What is needed
Write out, precisely and in full, each line of the material.

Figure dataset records
------

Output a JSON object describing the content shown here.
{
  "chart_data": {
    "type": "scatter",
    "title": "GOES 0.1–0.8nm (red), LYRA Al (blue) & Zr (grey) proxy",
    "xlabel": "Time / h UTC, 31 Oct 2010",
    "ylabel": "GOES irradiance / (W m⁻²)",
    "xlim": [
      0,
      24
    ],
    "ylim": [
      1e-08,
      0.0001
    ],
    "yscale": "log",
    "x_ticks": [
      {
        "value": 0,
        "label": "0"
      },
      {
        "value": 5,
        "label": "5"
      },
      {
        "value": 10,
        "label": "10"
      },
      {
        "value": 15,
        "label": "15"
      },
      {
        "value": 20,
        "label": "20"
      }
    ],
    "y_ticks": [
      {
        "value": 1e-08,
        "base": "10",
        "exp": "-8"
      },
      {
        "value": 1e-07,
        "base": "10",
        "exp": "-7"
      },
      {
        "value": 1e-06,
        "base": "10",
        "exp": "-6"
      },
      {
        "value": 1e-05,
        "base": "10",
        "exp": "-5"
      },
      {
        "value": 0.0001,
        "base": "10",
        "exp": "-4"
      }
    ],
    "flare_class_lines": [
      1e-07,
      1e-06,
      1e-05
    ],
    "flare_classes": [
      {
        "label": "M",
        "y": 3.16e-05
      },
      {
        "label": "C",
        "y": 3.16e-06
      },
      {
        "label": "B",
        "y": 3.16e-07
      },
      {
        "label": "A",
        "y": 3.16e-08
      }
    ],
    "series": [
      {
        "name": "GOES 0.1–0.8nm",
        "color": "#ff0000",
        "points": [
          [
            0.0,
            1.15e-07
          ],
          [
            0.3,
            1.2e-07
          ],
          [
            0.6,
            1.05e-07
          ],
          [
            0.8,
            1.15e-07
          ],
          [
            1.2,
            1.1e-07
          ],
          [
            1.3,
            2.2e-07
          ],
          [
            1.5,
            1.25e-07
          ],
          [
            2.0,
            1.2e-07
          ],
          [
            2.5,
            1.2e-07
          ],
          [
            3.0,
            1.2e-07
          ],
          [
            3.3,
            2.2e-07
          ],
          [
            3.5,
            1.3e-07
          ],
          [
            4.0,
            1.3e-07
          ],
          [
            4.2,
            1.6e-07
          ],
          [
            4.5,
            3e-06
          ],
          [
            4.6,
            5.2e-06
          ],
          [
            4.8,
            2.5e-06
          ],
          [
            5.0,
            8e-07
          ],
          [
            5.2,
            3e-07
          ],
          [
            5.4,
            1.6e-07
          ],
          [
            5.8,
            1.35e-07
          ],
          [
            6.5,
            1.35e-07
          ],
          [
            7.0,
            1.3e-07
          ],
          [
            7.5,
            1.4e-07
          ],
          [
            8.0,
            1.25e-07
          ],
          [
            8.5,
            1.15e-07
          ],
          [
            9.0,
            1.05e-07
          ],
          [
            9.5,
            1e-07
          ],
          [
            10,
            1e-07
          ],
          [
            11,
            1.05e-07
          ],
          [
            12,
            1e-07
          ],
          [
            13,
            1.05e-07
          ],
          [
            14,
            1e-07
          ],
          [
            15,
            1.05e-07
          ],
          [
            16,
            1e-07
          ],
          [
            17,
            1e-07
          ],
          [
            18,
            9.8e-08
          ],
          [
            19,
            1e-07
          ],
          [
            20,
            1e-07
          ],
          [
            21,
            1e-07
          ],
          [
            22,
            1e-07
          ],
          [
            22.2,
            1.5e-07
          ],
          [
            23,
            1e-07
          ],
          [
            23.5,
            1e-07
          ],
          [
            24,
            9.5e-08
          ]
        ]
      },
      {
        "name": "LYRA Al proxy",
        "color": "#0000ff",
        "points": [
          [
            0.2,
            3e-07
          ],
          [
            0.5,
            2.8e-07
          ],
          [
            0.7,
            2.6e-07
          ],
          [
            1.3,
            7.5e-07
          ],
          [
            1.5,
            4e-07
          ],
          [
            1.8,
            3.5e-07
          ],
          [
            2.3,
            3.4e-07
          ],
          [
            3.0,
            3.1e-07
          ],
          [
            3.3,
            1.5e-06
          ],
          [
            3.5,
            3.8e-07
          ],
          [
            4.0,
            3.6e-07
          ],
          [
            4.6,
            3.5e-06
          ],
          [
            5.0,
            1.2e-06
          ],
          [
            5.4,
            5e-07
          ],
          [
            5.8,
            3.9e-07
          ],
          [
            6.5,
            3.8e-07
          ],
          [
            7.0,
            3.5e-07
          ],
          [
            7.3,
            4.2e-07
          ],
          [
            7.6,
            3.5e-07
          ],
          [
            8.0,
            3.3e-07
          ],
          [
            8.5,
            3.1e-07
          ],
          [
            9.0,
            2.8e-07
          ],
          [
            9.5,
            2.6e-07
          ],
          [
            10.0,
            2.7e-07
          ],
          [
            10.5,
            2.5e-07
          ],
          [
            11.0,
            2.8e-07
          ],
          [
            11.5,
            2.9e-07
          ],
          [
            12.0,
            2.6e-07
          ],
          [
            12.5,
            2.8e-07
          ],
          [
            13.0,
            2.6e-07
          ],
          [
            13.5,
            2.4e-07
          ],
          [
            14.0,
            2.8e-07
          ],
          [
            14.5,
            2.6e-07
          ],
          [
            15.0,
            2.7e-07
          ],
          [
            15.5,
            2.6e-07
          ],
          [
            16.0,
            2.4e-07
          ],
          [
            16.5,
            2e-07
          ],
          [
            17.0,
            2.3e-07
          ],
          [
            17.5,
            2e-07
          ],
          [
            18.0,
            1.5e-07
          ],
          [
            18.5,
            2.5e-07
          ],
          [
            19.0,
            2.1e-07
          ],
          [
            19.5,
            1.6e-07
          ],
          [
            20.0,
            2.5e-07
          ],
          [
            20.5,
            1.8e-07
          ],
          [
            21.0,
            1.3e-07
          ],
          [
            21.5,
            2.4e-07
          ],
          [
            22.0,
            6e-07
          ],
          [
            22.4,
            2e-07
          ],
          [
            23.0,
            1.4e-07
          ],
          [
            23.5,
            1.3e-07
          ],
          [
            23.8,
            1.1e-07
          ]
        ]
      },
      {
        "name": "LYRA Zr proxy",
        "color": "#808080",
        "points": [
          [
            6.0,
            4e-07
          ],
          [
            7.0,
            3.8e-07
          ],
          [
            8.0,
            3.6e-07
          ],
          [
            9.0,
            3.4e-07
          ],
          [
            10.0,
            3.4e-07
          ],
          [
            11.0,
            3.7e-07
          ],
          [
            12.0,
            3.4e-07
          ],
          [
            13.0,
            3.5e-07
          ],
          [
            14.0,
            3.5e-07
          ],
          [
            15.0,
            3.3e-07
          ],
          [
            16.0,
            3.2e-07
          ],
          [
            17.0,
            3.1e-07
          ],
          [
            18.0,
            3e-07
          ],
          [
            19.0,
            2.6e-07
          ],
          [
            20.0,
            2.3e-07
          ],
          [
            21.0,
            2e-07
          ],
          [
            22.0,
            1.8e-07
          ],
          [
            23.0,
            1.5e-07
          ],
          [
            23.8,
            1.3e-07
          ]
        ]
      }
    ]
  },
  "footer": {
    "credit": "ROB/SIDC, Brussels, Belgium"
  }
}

------

The output
Output a JSON object describing the content shown here.
{
  "chart_data": {
    "type": "scatter",
    "title": "GOES 0.1–0.8nm (red), LYRA Al (blue) & Zr (grey) proxy",
    "xlabel": "Time / h UTC, 31 Oct 2010",
    "ylabel": "GOES irradiance / (W m⁻²)",
    "xlim": [
      0,
      24
    ],
    "ylim": [
      1e-08,
      0.0001
    ],
    "yscale": "log",
    "x_ticks": [
      {
        "value": 0,
        "label": "0"
      },
      {
        "value": 5,
        "label": "5"
      },
      {
        "value": 10,
        "label": "10"
      },
      {
        "value": 15,
        "label": "15"
      },
      {
        "value": 20,
        "label": "20"
      }
    ],
    "y_ticks": [
      {
        "value": 1e-08,
        "base": "10",
        "exp": "-8"
      },
      {
        "value": 1e-07,
        "base": "10",
        "exp": "-7"
      },
      {
        "value": 1e-06,
        "base": "10",
        "exp": "-6"
      },
      {
        "value": 1e-05,
        "base": "10",
        "exp": "-5"
      },
      {
        "value": 0.0001,
        "base": "10",
        "exp": "-4"
      }
    ],
    "flare_class_lines": [
      1e-07,
      1e-06,
      1e-05
    ],
    "flare_classes": [
      {
        "label": "M",
        "y": 3.16e-05
      },
      {
        "label": "C",
        "y": 3.16e-06
      },
      {
        "label": "B",
        "y": 3.16e-07
      },
      {
        "label": "A",
        "y": 3.16e-08
      }
    ],
    "series": [
      {
        "name": "GOES 0.1–0.8nm",
        "color": "#ff0000",
        "points": [
          [
            0.0,
            1.15e-07
          ],
          [
            0.3,
            1.2e-07
          ],
          [
            0.6,
            1.05e-07
          ],
          [
            0.8,
            1.15e-07
          ],
          [
            1.2,
            1.1e-07
          ],
          [
            1.3,
            2.2e-07
          ],
          [
            1.5,
            1.25e-07
          ],
          [
            2.0,
            1.2e-07
          ],
          [
            2.5,
            1.2e-07
          ],
          [
            3.0,
            1.2e-07
          ],
          [
            3.3,
            2.2e-07
          ],
          [
            3.5,
            1.3e-07
          ],
          [
            4.0,
            1.3e-07
          ],
          [
            4.2,
            1.6e-07
          ],
          [
            4.5,
            3e-06
          ],
          [
            4.6,
            5.2e-06
          ],
          [
            4.8,
            2.5e-06
          ],
          [
            5.0,
            8e-07
          ],
          [
            5.2,
            3e-07
          ],
          [
            5.4,
            1.6e-07
          ],
          [
            5.8,
            1.35e-07
          ],
          [
            6.5,
            1.35e-07
          ],
          [
            7.0,
            1.3e-07
          ],
          [
            7.5,
            1.4e-07
          ],
          [
            8.0,
            1.25e-07
          ],
          [
            8.5,
            1.15e-07
          ],
          [
            9.0,
            1.05e-07
          ],
          [
            9.5,
            1e-07
          ],
          [
            10,
            1e-07
          ],
          [
            11,
            1.05e-07
          ],
          [
            12,
            1e-07
          ],
          [
            13,
            1.05e-07
          ],
          [
            14,
            1e-07
          ],
          [
            15,
            1.05e-07
          ],
          [
            16,
            1e-07
          ],
          [
            17,
            1e-07
          ],
          [
            18,
            9.8e-08
          ],
          [
            19,
            1e-07
          ],
          [
            20,
            1e-07
          ],
          [
            21,
            1e-07
          ],
          [
            22,
            1e-07
          ],
          [
            22.2,
            1.5e-07
          ],
          [
            23,
            1e-07
          ],
          [
            23.5,
            1e-07
          ],
          [
            24,
            9.5e-08
          ]
        ]
      },
      {
        "name": "LYRA Al proxy",
        "color": "#0000ff",
        "points": [
          [
            0.2,
            3e-07
          ],
          [
            0.5,
            2.8e-07
          ],
          [
            0.7,
            2.6e-07
          ],
          [
            1.3,
            7.5e-07
          ],
          [
            1.5,
            4e-07
          ],
          [
            1.8,
            3.5e-07
          ],
          [
            2.3,
            3.4e-07
          ],
          [
            3.0,
            3.1e-07
          ],
          [
            3.3,
            1.5e-06
          ],
          [
            3.5,
            3.8e-07
          ],
          [
            4.0,
            3.6e-07
          ],
          [
            4.6,
            3.5e-06
          ],
          [
            5.0,
            1.2e-06
          ],
          [
            5.4,
            5e-07
          ],
          [
            5.8,
            3.9e-07
          ],
          [
            6.5,
            3.8e-07
          ],
          [
            7.0,
            3.5e-07
          ],
          [
            7.3,
            4.2e-07
          ],
          [
            7.6,
            3.5e-07
          ],
          [
            8.0,
            3.3e-07
          ],
          [
            8.5,
            3.1e-07
          ],
          [
            9.0,
            2.8e-07
          ],
          [
            9.5,
            2.6e-07
          ],
          [
            10.0,
            2.7e-07
          ],
          [
            10.5,
            2.5e-07
          ],
          [
            11.0,
            2.8e-07
          ],
          [
            11.5,
            2.9e-07
          ],
          [
            12.0,
            2.6e-07
          ],
          [
            12.5,
            2.8e-07
          ],
          [
            13.0,
            2.6e-07
          ],
          [
            13.5,
            2.4e-07
          ],
          [
            14.0,
            2.8e-07
          ],
          [
            14.5,
            2.6e-07
          ],
          [
            15.0,
            2.7e-07
          ],
          [
            15.5,
            2.6e-07
          ],
          [
            16.0,
            2.4e-07
          ],
          [
            16.5,
            2e-07
          ],
          [
            17.0,
            2.3e-07
          ],
          [
            17.5,
            2e-07
          ],
          [
            18.0,
            1.5e-07
          ],
          [
            18.5,
            2.5e-07
          ],
          [
            19.0,
            2.1e-07
          ],
          [
            19.5,
            1.6e-07
          ],
          [
            20.0,
            2.5e-07
          ],
          [
            20.5,
            1.8e-07
          ],
          [
            21.0,
            1.3e-07
          ],
          [
            21.5,
            2.4e-07
          ],
          [
            22.0,
            6e-07
          ],
          [
            22.4,
            2e-07
          ],
          [
            23.0,
            1.4e-07
          ],
          [
            23.5,
            1.3e-07
          ],
          [
            23.8,
            1.1e-07
          ]
        ]
      },
      {
        "name": "LYRA Zr proxy",
        "color": "#808080",
        "points": [
          [
            6.0,
            4e-07
          ],
          [
            7.0,
            3.8e-07
          ],
          [
            8.0,
            3.6e-07
          ],
          [
            9.0,
            3.4e-07
          ],
          [
            10.0,
            3.4e-07
          ],
          [
            11.0,
            3.7e-07
          ],
          [
            12.0,
            3.4e-07
          ],
          [
            13.0,
            3.5e-07
          ],
          [
            14.0,
            3.5e-07
          ],
          [
            15.0,
            3.3e-07
          ],
          [
            16.0,
            3.2e-07
          ],
          [
            17.0,
            3.1e-07
          ],
          [
            18.0,
            3e-07
          ],
          [
            19.0,
            2.6e-07
          ],
          [
            20.0,
            2.3e-07
          ],
          [
            21.0,
            2e-07
          ],
          [
            22.0,
            1.8e-07
          ],
          [
            23.0,
            1.5e-07
          ],
          [
            23.8,
            1.3e-07
          ]
        ]
      }
    ]
  },
  "footer": {
    "credit": "ROB/SIDC, Brussels, Belgium"
  }
}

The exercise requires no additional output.